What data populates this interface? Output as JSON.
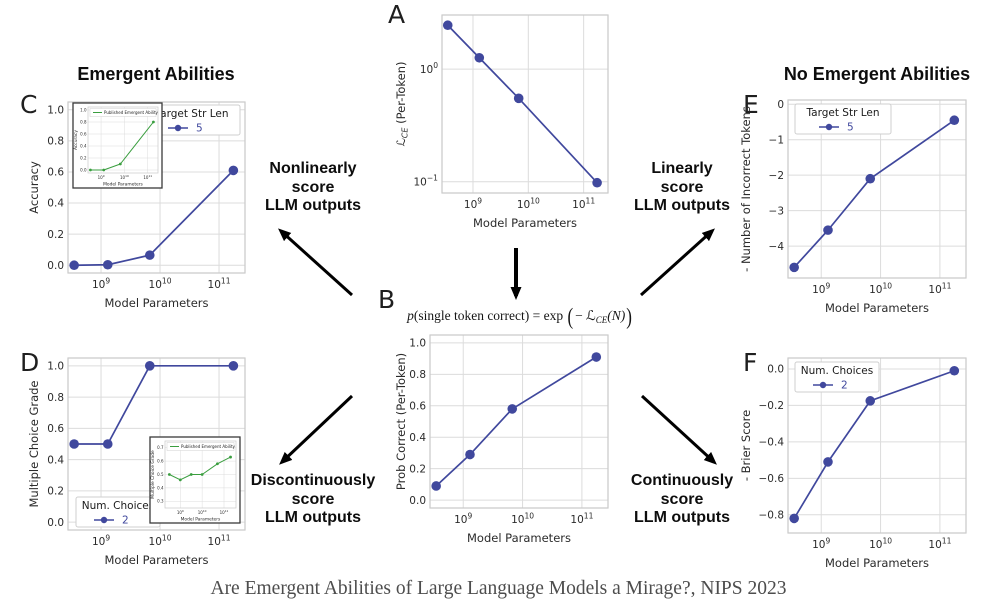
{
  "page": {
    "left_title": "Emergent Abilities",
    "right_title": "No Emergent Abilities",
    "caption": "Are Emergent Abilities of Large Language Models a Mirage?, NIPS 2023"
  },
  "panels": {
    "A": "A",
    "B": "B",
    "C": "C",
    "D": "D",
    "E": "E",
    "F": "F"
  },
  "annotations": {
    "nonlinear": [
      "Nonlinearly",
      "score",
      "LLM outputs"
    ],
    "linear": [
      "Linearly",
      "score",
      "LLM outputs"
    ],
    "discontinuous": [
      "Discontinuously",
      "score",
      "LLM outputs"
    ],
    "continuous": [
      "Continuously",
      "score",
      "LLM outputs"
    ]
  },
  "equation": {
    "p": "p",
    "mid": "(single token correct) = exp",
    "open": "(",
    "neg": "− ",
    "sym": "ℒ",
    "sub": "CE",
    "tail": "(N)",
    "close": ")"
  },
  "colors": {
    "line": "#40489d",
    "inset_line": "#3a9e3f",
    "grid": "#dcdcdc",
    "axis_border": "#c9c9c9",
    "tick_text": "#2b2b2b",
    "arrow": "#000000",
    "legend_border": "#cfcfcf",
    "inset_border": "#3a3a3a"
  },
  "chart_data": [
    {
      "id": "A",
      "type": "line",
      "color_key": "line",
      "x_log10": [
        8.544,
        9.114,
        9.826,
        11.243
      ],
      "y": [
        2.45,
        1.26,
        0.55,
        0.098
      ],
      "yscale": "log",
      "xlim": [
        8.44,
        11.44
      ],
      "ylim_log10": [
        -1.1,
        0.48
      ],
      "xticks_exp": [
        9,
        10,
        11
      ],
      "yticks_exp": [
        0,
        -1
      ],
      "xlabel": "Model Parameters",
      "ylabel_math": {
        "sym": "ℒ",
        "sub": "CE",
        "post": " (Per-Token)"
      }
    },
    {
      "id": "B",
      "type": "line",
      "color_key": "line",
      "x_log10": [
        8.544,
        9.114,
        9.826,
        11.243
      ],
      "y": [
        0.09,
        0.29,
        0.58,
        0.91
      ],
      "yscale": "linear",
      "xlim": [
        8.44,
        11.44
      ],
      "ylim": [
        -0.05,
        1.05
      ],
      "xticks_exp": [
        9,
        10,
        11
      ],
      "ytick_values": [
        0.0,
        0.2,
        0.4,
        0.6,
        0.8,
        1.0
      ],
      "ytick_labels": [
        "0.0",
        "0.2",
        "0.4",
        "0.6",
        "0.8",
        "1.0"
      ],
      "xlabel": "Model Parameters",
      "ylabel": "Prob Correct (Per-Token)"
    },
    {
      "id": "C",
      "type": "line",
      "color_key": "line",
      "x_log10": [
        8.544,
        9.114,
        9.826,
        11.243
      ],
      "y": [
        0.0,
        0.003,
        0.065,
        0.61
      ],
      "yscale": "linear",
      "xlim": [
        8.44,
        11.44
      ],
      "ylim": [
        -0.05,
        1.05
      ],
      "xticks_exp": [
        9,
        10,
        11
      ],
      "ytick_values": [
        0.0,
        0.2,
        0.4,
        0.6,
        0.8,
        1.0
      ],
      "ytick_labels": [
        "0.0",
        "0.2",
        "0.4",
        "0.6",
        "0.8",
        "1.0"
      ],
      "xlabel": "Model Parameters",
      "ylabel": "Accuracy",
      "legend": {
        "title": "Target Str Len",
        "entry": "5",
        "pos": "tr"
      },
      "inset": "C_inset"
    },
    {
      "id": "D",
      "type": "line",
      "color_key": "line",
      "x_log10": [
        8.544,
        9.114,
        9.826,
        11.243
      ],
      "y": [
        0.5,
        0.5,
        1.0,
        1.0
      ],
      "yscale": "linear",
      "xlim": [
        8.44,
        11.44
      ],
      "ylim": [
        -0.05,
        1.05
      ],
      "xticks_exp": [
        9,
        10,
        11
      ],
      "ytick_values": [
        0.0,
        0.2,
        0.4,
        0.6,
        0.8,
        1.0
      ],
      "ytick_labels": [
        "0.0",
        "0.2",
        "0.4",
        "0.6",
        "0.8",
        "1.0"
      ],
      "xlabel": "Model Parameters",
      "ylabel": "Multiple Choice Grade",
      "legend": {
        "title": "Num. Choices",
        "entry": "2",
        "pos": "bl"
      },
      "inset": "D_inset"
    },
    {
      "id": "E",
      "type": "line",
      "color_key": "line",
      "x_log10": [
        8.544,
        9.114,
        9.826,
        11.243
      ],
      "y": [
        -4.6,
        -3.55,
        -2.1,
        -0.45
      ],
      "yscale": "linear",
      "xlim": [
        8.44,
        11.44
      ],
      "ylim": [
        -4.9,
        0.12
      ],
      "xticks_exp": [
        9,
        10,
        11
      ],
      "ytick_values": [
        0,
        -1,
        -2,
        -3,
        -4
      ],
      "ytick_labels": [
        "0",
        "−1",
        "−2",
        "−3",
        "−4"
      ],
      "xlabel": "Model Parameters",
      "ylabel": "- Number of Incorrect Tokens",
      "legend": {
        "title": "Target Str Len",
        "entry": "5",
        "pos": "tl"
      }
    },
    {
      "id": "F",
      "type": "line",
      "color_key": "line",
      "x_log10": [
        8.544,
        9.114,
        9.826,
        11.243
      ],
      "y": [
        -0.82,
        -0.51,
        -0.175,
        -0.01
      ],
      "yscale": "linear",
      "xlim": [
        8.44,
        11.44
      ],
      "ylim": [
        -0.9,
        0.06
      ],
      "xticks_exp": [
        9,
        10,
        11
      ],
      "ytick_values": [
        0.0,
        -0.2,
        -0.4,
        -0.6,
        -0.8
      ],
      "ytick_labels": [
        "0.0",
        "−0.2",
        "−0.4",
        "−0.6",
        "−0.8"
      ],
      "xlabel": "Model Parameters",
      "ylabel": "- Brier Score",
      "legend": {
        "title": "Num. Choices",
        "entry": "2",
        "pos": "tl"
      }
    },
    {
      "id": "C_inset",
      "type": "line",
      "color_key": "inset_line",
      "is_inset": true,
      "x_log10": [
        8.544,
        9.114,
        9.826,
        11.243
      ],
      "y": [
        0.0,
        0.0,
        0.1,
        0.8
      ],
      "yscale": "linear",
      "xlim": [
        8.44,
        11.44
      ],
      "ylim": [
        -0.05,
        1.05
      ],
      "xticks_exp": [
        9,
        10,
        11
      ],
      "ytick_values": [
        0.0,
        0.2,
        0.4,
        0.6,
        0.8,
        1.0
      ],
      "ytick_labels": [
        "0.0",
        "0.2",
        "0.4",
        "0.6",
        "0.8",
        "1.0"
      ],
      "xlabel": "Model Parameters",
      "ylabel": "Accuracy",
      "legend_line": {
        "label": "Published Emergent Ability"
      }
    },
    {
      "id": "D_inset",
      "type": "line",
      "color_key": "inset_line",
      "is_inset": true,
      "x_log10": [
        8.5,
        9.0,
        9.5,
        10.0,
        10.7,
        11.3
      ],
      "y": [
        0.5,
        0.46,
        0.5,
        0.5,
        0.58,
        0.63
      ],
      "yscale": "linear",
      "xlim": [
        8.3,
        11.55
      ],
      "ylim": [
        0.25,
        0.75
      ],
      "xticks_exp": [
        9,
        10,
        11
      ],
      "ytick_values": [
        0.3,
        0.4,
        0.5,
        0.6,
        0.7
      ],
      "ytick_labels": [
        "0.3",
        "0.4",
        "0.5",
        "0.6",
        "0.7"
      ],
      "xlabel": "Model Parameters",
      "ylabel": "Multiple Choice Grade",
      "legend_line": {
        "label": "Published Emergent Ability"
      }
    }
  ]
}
==========
* TASK BRIEF:
Your job is to transcribe the entries above exactly; skip the pictures.

* WRITTEN RESPONSE:
What data populates this interface? Output as JSON.
{
  "page": {
    "left_title": "Emergent Abilities",
    "right_title": "No Emergent Abilities",
    "caption": "Are Emergent Abilities of Large Language Models a Mirage?, NIPS 2023"
  },
  "panels": {
    "A": "A",
    "B": "B",
    "C": "C",
    "D": "D",
    "E": "E",
    "F": "F"
  },
  "annotations": {
    "nonlinear": [
      "Nonlinearly",
      "score",
      "LLM outputs"
    ],
    "linear": [
      "Linearly",
      "score",
      "LLM outputs"
    ],
    "discontinuous": [
      "Discontinuously",
      "score",
      "LLM outputs"
    ],
    "continuous": [
      "Continuously",
      "score",
      "LLM outputs"
    ]
  },
  "equation": {
    "p": "p",
    "mid": "(single token correct) = exp",
    "open": "(",
    "neg": "− ",
    "sym": "ℒ",
    "sub": "CE",
    "tail": "(N)",
    "close": ")"
  },
  "colors": {
    "line": "#40489d",
    "inset_line": "#3a9e3f",
    "grid": "#dcdcdc",
    "axis_border": "#c9c9c9",
    "tick_text": "#2b2b2b",
    "arrow": "#000000",
    "legend_border": "#cfcfcf",
    "inset_border": "#3a3a3a"
  },
  "chart_data": [
    {
      "id": "A",
      "type": "line",
      "color_key": "line",
      "x_log10": [
        8.544,
        9.114,
        9.826,
        11.243
      ],
      "y": [
        2.45,
        1.26,
        0.55,
        0.098
      ],
      "yscale": "log",
      "xlim": [
        8.44,
        11.44
      ],
      "ylim_log10": [
        -1.1,
        0.48
      ],
      "xticks_exp": [
        9,
        10,
        11
      ],
      "yticks_exp": [
        0,
        -1
      ],
      "xlabel": "Model Parameters",
      "ylabel_math": {
        "sym": "ℒ",
        "sub": "CE",
        "post": " (Per-Token)"
      }
    },
    {
      "id": "B",
      "type": "line",
      "color_key": "line",
      "x_log10": [
        8.544,
        9.114,
        9.826,
        11.243
      ],
      "y": [
        0.09,
        0.29,
        0.58,
        0.91
      ],
      "yscale": "linear",
      "xlim": [
        8.44,
        11.44
      ],
      "ylim": [
        -0.05,
        1.05
      ],
      "xticks_exp": [
        9,
        10,
        11
      ],
      "ytick_values": [
        0.0,
        0.2,
        0.4,
        0.6,
        0.8,
        1.0
      ],
      "ytick_labels": [
        "0.0",
        "0.2",
        "0.4",
        "0.6",
        "0.8",
        "1.0"
      ],
      "xlabel": "Model Parameters",
      "ylabel": "Prob Correct (Per-Token)"
    },
    {
      "id": "C",
      "type": "line",
      "color_key": "line",
      "x_log10": [
        8.544,
        9.114,
        9.826,
        11.243
      ],
      "y": [
        0.0,
        0.003,
        0.065,
        0.61
      ],
      "yscale": "linear",
      "xlim": [
        8.44,
        11.44
      ],
      "ylim": [
        -0.05,
        1.05
      ],
      "xticks_exp": [
        9,
        10,
        11
      ],
      "ytick_values": [
        0.0,
        0.2,
        0.4,
        0.6,
        0.8,
        1.0
      ],
      "ytick_labels": [
        "0.0",
        "0.2",
        "0.4",
        "0.6",
        "0.8",
        "1.0"
      ],
      "xlabel": "Model Parameters",
      "ylabel": "Accuracy",
      "legend": {
        "title": "Target Str Len",
        "entry": "5",
        "pos": "tr"
      },
      "inset": "C_inset"
    },
    {
      "id": "D",
      "type": "line",
      "color_key": "line",
      "x_log10": [
        8.544,
        9.114,
        9.826,
        11.243
      ],
      "y": [
        0.5,
        0.5,
        1.0,
        1.0
      ],
      "yscale": "linear",
      "xlim": [
        8.44,
        11.44
      ],
      "ylim": [
        -0.05,
        1.05
      ],
      "xticks_exp": [
        9,
        10,
        11
      ],
      "ytick_values": [
        0.0,
        0.2,
        0.4,
        0.6,
        0.8,
        1.0
      ],
      "ytick_labels": [
        "0.0",
        "0.2",
        "0.4",
        "0.6",
        "0.8",
        "1.0"
      ],
      "xlabel": "Model Parameters",
      "ylabel": "Multiple Choice Grade",
      "legend": {
        "title": "Num. Choices",
        "entry": "2",
        "pos": "bl"
      },
      "inset": "D_inset"
    },
    {
      "id": "E",
      "type": "line",
      "color_key": "line",
      "x_log10": [
        8.544,
        9.114,
        9.826,
        11.243
      ],
      "y": [
        -4.6,
        -3.55,
        -2.1,
        -0.45
      ],
      "yscale": "linear",
      "xlim": [
        8.44,
        11.44
      ],
      "ylim": [
        -4.9,
        0.12
      ],
      "xticks_exp": [
        9,
        10,
        11
      ],
      "ytick_values": [
        0,
        -1,
        -2,
        -3,
        -4
      ],
      "ytick_labels": [
        "0",
        "−1",
        "−2",
        "−3",
        "−4"
      ],
      "xlabel": "Model Parameters",
      "ylabel": "- Number of Incorrect Tokens",
      "legend": {
        "title": "Target Str Len",
        "entry": "5",
        "pos": "tl"
      }
    },
    {
      "id": "F",
      "type": "line",
      "color_key": "line",
      "x_log10": [
        8.544,
        9.114,
        9.826,
        11.243
      ],
      "y": [
        -0.82,
        -0.51,
        -0.175,
        -0.01
      ],
      "yscale": "linear",
      "xlim": [
        8.44,
        11.44
      ],
      "ylim": [
        -0.9,
        0.06
      ],
      "xticks_exp": [
        9,
        10,
        11
      ],
      "ytick_values": [
        0.0,
        -0.2,
        -0.4,
        -0.6,
        -0.8
      ],
      "ytick_labels": [
        "0.0",
        "−0.2",
        "−0.4",
        "−0.6",
        "−0.8"
      ],
      "xlabel": "Model Parameters",
      "ylabel": "- Brier Score",
      "legend": {
        "title": "Num. Choices",
        "entry": "2",
        "pos": "tl"
      }
    },
    {
      "id": "C_inset",
      "type": "line",
      "color_key": "inset_line",
      "is_inset": true,
      "x_log10": [
        8.544,
        9.114,
        9.826,
        11.243
      ],
      "y": [
        0.0,
        0.0,
        0.1,
        0.8
      ],
      "yscale": "linear",
      "xlim": [
        8.44,
        11.44
      ],
      "ylim": [
        -0.05,
        1.05
      ],
      "xticks_exp": [
        9,
        10,
        11
      ],
      "ytick_values": [
        0.0,
        0.2,
        0.4,
        0.6,
        0.8,
        1.0
      ],
      "ytick_labels": [
        "0.0",
        "0.2",
        "0.4",
        "0.6",
        "0.8",
        "1.0"
      ],
      "xlabel": "Model Parameters",
      "ylabel": "Accuracy",
      "legend_line": {
        "label": "Published Emergent Ability"
      }
    },
    {
      "id": "D_inset",
      "type": "line",
      "color_key": "inset_line",
      "is_inset": true,
      "x_log10": [
        8.5,
        9.0,
        9.5,
        10.0,
        10.7,
        11.3
      ],
      "y": [
        0.5,
        0.46,
        0.5,
        0.5,
        0.58,
        0.63
      ],
      "yscale": "linear",
      "xlim": [
        8.3,
        11.55
      ],
      "ylim": [
        0.25,
        0.75
      ],
      "xticks_exp": [
        9,
        10,
        11
      ],
      "ytick_values": [
        0.3,
        0.4,
        0.5,
        0.6,
        0.7
      ],
      "ytick_labels": [
        "0.3",
        "0.4",
        "0.5",
        "0.6",
        "0.7"
      ],
      "xlabel": "Model Parameters",
      "ylabel": "Multiple Choice Grade",
      "legend_line": {
        "label": "Published Emergent Ability"
      }
    }
  ]
}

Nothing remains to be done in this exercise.